_Goal_: Tally up how many lines in the listing below contain the string "JSON", and give only the total.

_Entries supplied_:
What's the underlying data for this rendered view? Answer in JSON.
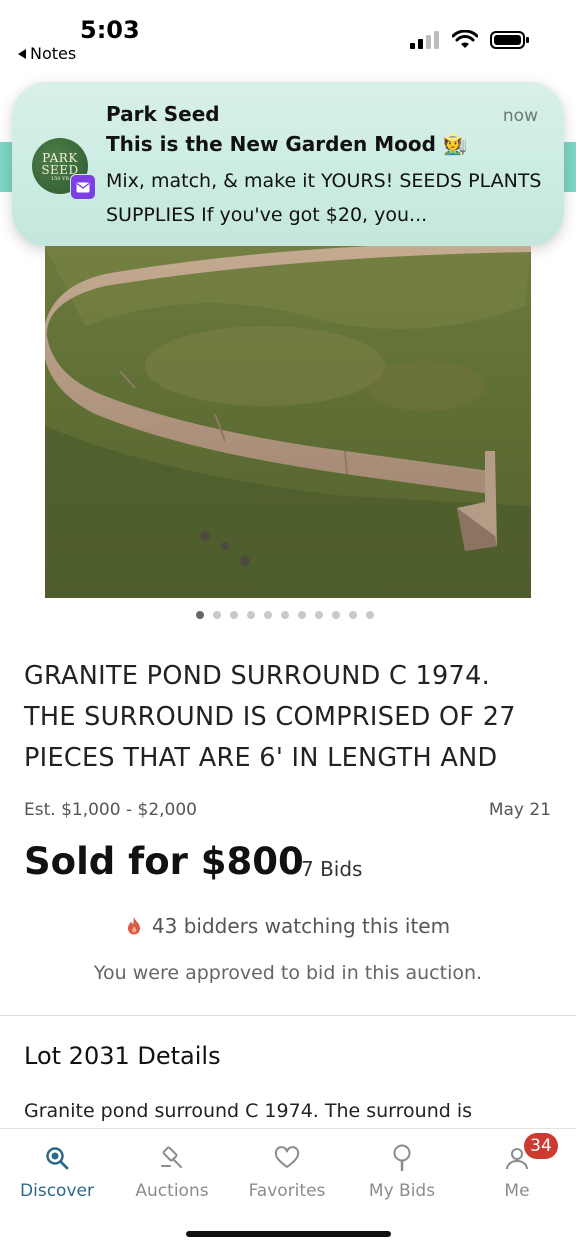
{
  "status_bar": {
    "time": "5:03",
    "back_label": "Notes"
  },
  "notification": {
    "app": "Park Seed",
    "time": "now",
    "title": "This is the New Garden Mood 🧑‍🌾",
    "body": "Mix, match, & make it YOURS! SEEDS PLANTS SUPPLIES If you've got $20, you...",
    "logo": {
      "line1": "PARK",
      "line2": "SEED",
      "line3": "150 YR"
    },
    "badge_icon": "yahoo-mail-icon"
  },
  "carousel": {
    "total": 11,
    "active_index": 0
  },
  "lot": {
    "title": "GRANITE POND SURROUND C 1974.\nTHE SURROUND IS COMPRISED OF 27\nPIECES THAT ARE 6' IN LENGTH AND",
    "estimate": "Est. $1,000 - $2,000",
    "date": "May 21",
    "sold": "Sold for $800",
    "bids": "7 Bids",
    "watching": "43 bidders watching this item",
    "approved": "You were approved to bid in this auction.",
    "details_heading": "Lot 2031 Details",
    "details_text": "Granite pond surround C 1974. The surround is"
  },
  "tabs": [
    {
      "label": "Discover",
      "icon": "search-icon",
      "active": true
    },
    {
      "label": "Auctions",
      "icon": "gavel-icon",
      "active": false
    },
    {
      "label": "Favorites",
      "icon": "heart-icon",
      "active": false
    },
    {
      "label": "My Bids",
      "icon": "bid-paddle-icon",
      "active": false
    },
    {
      "label": "Me",
      "icon": "person-icon",
      "active": false,
      "badge": "34"
    }
  ],
  "colors": {
    "accent": "#2a6a8a",
    "badge": "#cc3a30",
    "notification_bg": "#cbece2"
  }
}
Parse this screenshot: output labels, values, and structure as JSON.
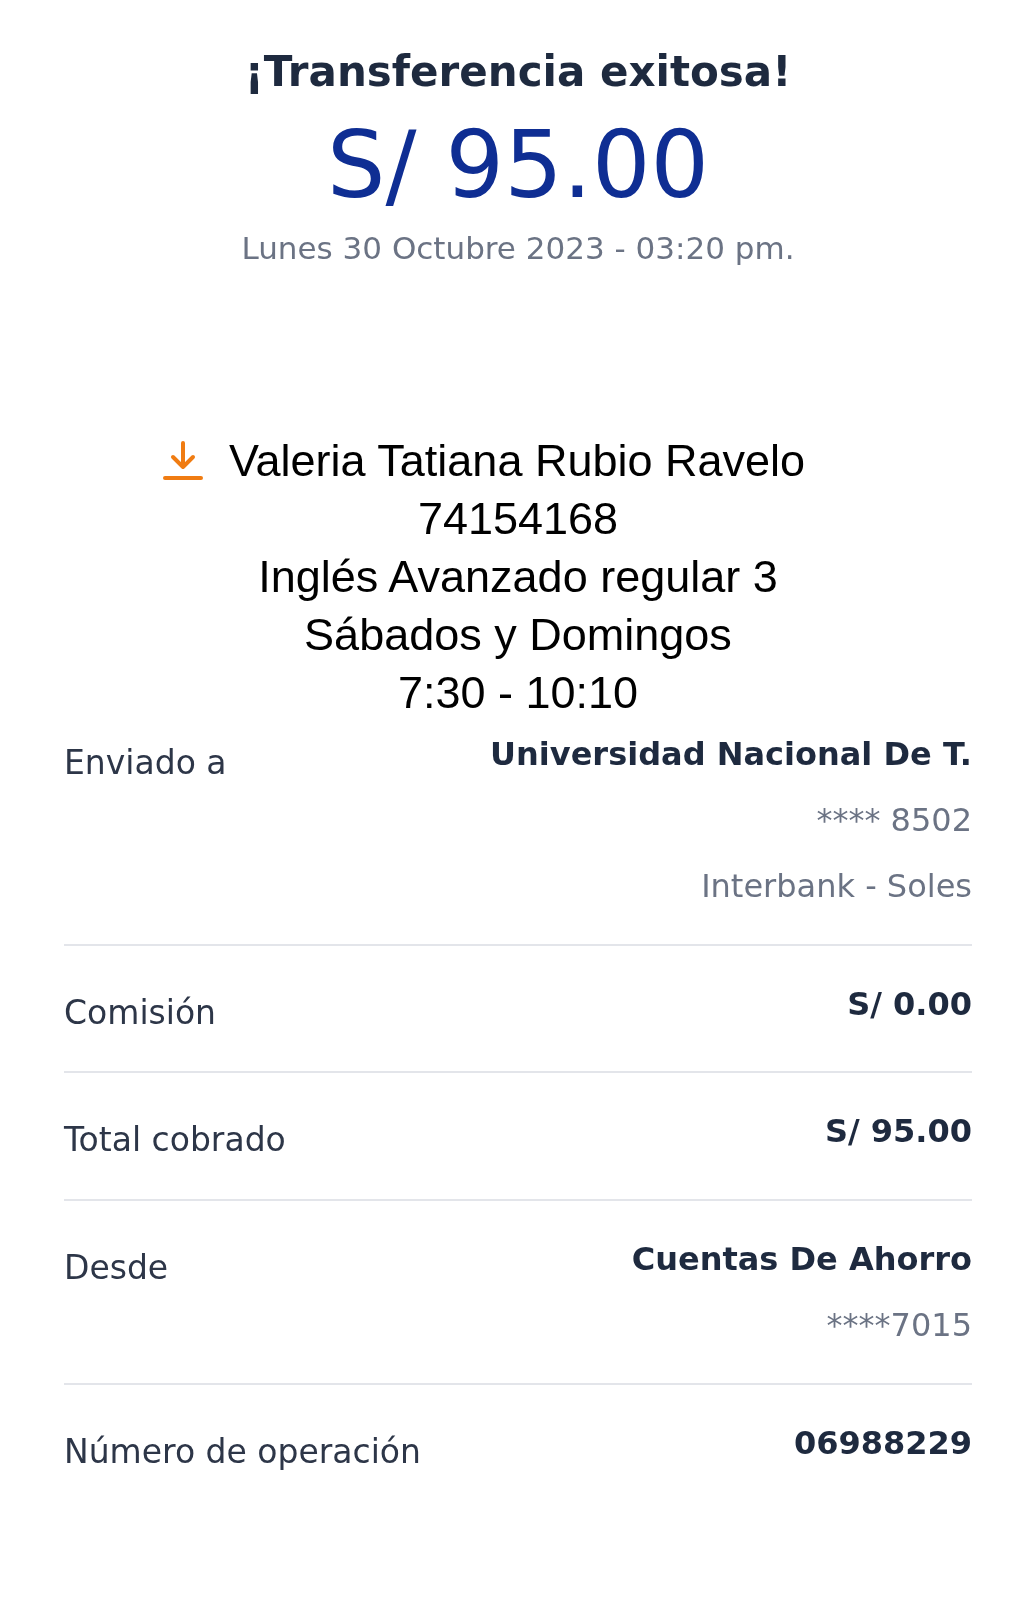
{
  "title": "¡Transferencia exitosa!",
  "amount": "S/ 95.00",
  "datetime": "Lunes 30 Octubre 2023 - 03:20 pm.",
  "note": {
    "lines": [
      "Valeria Tatiana Rubio Ravelo",
      "74154168",
      "Inglés Avanzado regular 3",
      "Sábados y Domingos",
      "7:30 - 10:10"
    ]
  },
  "details": [
    {
      "label": "Enviado a",
      "values": [
        {
          "kind": "main",
          "text": "Universidad Nacional De T."
        },
        {
          "kind": "sub",
          "text": "**** 8502"
        },
        {
          "kind": "sub",
          "text": "Interbank - Soles"
        }
      ]
    },
    {
      "label": "Comisión",
      "values": [
        {
          "kind": "main",
          "text": "S/ 0.00"
        }
      ]
    },
    {
      "label": "Total cobrado",
      "values": [
        {
          "kind": "main",
          "text": "S/ 95.00"
        }
      ]
    },
    {
      "label": "Desde",
      "values": [
        {
          "kind": "main",
          "text": "Cuentas De Ahorro"
        },
        {
          "kind": "sub",
          "text": "****7015"
        }
      ]
    },
    {
      "label": "Número de operación",
      "values": [
        {
          "kind": "main",
          "text": "06988229"
        }
      ]
    }
  ]
}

_Solution to the problem_: 2